■ **Выбранный текст**
★ ★ ★ ★

Нет нужды доказывать, что поддержание демократического политического контроля в форме свободных и справедливых выборов всех государственных органов, свобода прессы на общенациональном уровне и тому подобное будут иметь решающее значение. В таких условиях различные виды институционального устройства и схемы разделения власти могут быть первоначально опробованы на пилотных проектах, усиливая конкурентность среды и создавая необходимые условия для экспериментов с различными комбинациями централизованного и децентрализованного способов принятия решений на добровольной согласованной основе. Новая конечная форма национального государственного устройства может быть определена позднее, когда результаты свободной конкуренции в каждом из опробованных вариантов станут яснее, а самоуправление народа станет важным фактором, определяющим его повседневную жизнь.

★ ★ ★ ★

■ **Данные**

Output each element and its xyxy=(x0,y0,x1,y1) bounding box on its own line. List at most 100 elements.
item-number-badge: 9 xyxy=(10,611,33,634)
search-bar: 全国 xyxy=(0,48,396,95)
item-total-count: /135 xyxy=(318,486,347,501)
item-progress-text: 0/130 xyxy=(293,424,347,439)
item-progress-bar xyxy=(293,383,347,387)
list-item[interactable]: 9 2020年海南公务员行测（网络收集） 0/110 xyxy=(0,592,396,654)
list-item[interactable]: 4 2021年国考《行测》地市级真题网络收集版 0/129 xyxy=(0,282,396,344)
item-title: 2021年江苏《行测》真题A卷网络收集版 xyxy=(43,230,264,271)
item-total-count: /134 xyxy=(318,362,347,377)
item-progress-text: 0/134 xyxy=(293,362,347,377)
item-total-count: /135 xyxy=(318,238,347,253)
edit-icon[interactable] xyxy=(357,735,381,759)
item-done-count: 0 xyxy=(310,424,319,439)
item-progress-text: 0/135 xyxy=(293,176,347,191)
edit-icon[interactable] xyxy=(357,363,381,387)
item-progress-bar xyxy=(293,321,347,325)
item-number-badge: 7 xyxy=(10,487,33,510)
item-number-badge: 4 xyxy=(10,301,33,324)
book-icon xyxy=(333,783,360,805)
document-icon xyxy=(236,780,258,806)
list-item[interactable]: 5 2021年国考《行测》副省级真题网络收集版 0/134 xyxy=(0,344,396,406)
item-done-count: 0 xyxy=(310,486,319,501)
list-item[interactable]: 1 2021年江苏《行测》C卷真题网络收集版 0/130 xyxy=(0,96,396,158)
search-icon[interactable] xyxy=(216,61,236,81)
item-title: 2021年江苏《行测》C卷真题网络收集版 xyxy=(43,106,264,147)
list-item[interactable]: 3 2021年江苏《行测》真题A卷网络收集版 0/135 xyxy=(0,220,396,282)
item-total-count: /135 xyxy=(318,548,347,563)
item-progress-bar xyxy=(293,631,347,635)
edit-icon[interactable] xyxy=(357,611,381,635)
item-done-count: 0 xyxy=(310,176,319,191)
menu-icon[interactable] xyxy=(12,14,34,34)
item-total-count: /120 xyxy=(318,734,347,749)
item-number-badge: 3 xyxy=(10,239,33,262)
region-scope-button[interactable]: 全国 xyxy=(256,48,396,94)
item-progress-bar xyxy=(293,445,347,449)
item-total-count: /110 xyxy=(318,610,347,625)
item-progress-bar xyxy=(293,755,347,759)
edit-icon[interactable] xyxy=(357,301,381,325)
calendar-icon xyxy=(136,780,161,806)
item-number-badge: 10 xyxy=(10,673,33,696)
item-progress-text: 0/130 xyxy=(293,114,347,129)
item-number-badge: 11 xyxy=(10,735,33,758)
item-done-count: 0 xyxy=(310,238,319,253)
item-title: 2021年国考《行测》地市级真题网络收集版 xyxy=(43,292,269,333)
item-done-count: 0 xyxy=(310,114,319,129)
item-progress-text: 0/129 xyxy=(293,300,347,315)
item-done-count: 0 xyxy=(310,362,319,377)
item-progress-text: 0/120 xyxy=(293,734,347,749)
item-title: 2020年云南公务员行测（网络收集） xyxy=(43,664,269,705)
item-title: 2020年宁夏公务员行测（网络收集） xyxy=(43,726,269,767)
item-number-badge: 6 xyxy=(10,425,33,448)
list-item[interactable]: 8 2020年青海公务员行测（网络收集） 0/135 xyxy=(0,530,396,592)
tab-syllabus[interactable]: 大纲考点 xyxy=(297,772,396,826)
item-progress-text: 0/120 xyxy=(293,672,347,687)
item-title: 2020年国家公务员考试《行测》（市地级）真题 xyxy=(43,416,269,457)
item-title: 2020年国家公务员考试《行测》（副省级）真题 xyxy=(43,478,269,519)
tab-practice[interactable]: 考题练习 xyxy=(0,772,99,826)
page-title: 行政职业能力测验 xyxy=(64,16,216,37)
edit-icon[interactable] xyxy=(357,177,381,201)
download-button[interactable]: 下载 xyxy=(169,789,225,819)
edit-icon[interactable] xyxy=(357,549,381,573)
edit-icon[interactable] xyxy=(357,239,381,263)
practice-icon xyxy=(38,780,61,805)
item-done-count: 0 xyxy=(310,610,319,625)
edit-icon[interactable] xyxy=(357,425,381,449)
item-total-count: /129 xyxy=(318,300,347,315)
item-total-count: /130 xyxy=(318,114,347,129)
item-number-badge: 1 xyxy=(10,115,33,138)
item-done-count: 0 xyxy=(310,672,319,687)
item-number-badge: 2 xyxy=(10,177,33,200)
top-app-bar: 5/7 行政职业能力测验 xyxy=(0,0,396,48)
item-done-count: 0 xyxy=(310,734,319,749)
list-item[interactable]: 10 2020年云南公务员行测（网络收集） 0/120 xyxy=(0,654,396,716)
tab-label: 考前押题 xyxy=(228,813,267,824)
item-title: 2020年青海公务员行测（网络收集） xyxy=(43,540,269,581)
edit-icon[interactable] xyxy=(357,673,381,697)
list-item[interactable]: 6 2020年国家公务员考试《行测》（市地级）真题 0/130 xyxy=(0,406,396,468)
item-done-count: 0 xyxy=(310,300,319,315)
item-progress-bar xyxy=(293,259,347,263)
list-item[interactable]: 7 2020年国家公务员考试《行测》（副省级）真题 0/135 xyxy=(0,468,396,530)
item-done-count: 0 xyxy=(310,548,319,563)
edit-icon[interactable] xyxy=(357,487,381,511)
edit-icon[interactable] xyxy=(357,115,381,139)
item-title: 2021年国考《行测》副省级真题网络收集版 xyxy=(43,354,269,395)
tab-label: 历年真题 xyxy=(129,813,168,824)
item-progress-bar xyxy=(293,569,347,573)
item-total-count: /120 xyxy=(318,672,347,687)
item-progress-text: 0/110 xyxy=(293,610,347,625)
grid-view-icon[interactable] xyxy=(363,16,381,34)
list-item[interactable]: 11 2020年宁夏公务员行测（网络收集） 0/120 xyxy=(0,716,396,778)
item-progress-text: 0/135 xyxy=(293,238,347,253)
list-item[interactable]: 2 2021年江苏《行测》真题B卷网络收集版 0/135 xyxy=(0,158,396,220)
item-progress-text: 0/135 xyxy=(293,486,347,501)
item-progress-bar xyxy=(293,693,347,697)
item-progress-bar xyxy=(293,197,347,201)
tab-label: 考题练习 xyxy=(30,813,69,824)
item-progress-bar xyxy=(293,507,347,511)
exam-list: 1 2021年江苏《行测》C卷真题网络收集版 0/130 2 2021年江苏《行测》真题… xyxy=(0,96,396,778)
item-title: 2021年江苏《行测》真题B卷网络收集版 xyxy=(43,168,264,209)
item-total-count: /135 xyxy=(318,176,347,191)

★ ★ ★ ★

■ **Задание 1**
Перепишите слово в слово отрывок текста о демократическом контроле и разделении власти от слов «Нет нужды доказывать, что» до слов «его повседневную жизнь.» включительно.
■ **Задание 2**
Допишите продолжение текста о демократическом контроле и государственном устройстве, начав сразу после его последнего предложения.

■ **Ваш ответ 1**
Нет нужды доказывать, что поддержание демократического политического контроля в форме свободных и справедливых выборов всех государственных органов, свобода прессы на общенациональном уровне и тому подобное будут иметь решающее значение. В таких условиях различные виды институционального устройства и схемы разделения власти могут быть первоначально опробованы на пилотных проектах, усиливая конкурентность среды и создавая необходимые условия для экспериментов с различными комбинациями централизованного и децентрализованного способов принятия решений на добровольной согласованной основе. Новая конечная форма национального государственного устройства может быть определена позднее, когда результаты свободной конкуренции в каждом из опробованных вариантов станут яснее, а самоуправление народа станет важным фактором, определяющим его повседневную жизнь.

■ **Ваш ответ 2**
Общественные институты, как бы хорошо они ни были спроектированы, не будут функционировать надлежащим образом в отсутствие надлежащих специалистов и надзора. Как писал Карл Поппер [86]: «Можно сказать, что персонализм в чистом виде невозможен. Но нужно сказать, что точно так же невозможен и институционализм в чистом виде. Не только создание институтов предполагает принятие важных личностных решений, но и функционирование даже наилучших институтов... всегда в значительной степени будет зависеть от участвующих в них людей» (1:126). Поэтому задача осуществления нового общественного договора между государством и гражданами в российском обществе в переходный период сводится, во всяком случае на его начальном этапе, к созданию государственного устройства со встроенными в него стимулами для участия его членов в качествеобщественных координаторов, а не в качестве частных мак-симизаторов прибыли, в каковом пребывают в настоящее время большинство членов государственного устройства. Об этом хорошо сказал Дуглас Норт:

«Трудно, может быть, невозможно, представить себе модель такого государственного устройства, в котором все его члены стремятся к максимизации богатства, не связанные никакими иными помыслами. Неслучайно, что экономические модели государства, разработанные в литературе о выборе государственного устройства, превращают государство в своего рода мафию или, используя их терминологию, в Левиафана. Государство тогда превращается всего лишь в машину для перераспределения богатства и доходов. Не надо далеко ходить, чтобы найти государства с такими характеристиками. Но традиционная литература о выборе государственного устройства — это еще не вся история... мы можем жить лучше» [83, с. 140].

Вопрос о том, сможет ли Россия, которая до настоящего времени представляла собой почти идеальное поле для мучительных экономических и политических экспериментов, «жить лучше», остается открытым. Но мы не стали бы писать эту книгу, если бы не надеялись, что сможет.